Gather, from the listing beneath this task, every line holding the string "Wireless".

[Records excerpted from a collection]
^^^^^^^^^^^^^^^^
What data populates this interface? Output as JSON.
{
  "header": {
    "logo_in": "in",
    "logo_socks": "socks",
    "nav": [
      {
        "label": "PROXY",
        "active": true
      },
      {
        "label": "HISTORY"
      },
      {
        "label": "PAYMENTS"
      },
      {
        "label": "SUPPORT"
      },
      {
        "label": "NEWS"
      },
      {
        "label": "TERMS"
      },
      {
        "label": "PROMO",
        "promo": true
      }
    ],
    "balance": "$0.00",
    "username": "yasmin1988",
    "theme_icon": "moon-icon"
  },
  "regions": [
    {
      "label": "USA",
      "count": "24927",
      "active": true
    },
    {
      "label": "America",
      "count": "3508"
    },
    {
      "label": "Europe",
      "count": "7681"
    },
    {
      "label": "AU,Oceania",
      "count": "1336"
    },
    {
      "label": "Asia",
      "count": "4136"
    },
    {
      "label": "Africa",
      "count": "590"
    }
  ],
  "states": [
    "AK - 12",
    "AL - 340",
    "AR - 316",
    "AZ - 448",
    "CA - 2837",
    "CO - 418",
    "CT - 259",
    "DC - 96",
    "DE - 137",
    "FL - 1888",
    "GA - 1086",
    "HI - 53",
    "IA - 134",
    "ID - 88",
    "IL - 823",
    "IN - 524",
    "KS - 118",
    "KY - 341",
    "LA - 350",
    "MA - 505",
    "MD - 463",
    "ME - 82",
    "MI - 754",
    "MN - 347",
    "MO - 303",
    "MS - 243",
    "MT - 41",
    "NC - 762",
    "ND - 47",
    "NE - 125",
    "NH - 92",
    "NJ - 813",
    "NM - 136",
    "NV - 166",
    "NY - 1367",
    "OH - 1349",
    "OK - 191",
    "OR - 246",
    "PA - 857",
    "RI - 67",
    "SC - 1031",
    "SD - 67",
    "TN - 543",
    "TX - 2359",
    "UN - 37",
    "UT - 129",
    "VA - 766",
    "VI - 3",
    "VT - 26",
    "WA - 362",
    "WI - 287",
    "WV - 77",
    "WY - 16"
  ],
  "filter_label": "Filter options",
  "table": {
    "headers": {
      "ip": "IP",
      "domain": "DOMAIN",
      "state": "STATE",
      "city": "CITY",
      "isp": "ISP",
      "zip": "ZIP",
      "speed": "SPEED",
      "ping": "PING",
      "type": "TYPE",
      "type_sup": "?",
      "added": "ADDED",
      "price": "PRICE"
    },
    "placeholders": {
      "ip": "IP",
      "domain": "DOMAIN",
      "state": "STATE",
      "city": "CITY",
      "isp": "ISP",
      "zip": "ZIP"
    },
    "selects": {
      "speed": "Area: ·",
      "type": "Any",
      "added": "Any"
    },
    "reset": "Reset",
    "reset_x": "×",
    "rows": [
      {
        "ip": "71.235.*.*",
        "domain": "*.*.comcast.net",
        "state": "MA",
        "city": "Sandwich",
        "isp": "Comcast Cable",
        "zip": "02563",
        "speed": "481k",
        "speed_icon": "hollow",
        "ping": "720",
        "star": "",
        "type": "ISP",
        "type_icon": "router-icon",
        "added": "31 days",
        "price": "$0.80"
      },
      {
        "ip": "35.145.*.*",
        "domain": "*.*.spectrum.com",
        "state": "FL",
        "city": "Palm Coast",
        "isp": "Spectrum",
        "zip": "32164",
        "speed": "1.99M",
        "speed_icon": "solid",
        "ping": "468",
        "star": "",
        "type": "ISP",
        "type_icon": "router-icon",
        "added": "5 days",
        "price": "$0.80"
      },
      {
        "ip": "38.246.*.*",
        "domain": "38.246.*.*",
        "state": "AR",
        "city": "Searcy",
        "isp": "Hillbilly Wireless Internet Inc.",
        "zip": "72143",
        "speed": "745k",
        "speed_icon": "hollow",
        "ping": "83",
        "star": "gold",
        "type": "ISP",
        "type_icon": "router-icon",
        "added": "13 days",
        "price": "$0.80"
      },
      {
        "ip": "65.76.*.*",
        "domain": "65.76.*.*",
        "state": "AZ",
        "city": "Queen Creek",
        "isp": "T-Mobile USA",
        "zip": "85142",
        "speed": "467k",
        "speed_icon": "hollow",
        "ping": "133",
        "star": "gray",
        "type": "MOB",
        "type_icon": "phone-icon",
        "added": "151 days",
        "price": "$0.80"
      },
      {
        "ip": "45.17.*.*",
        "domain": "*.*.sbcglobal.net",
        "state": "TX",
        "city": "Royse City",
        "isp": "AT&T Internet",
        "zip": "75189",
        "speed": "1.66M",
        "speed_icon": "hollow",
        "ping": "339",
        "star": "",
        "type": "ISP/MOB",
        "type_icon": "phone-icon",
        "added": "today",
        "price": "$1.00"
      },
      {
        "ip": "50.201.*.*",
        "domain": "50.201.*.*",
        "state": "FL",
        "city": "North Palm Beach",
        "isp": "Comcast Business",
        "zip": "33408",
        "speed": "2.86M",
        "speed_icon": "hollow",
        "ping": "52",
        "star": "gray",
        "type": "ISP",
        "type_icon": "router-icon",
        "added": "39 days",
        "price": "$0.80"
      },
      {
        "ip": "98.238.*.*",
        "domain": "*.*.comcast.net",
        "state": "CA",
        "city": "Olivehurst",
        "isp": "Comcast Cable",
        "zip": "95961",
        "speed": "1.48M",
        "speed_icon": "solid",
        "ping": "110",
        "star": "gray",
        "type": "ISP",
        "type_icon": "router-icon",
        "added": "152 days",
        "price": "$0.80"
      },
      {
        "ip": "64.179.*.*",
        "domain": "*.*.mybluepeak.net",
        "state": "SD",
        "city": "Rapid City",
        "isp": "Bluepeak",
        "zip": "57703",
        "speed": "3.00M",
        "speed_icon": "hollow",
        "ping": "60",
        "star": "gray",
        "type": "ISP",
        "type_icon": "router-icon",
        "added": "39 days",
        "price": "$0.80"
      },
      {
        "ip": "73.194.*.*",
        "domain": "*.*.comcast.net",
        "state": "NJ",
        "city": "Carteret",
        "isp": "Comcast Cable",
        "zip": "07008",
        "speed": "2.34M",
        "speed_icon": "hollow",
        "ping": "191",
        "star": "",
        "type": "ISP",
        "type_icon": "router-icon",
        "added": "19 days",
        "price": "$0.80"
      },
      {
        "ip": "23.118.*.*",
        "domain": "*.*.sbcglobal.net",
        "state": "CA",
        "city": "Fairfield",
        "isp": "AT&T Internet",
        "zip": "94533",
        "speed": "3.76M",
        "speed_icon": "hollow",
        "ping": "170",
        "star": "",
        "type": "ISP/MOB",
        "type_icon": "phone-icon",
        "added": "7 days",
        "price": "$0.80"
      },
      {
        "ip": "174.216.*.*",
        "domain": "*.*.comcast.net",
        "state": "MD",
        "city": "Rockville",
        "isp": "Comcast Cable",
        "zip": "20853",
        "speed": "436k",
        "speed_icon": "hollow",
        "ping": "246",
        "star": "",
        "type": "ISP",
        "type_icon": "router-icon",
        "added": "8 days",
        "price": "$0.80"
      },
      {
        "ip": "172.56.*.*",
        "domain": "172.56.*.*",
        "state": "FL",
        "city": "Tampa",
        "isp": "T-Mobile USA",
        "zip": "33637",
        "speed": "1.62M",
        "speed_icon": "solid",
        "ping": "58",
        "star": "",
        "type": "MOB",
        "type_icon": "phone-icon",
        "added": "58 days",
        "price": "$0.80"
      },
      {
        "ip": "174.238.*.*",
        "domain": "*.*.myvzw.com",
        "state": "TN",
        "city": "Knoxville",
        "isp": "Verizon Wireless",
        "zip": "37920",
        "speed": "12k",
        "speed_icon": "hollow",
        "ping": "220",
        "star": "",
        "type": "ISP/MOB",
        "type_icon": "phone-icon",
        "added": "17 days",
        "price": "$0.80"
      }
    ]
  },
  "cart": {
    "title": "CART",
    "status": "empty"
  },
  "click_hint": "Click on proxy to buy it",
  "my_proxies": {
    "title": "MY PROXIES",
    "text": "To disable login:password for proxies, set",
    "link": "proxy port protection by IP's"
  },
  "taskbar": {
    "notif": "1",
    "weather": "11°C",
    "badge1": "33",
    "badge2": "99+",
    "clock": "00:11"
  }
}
^^^^^^^^^^^^^^^^
ANSWER:
        "isp": "Hillbilly Wireless Internet Inc.",
        "isp": "Verizon Wireless",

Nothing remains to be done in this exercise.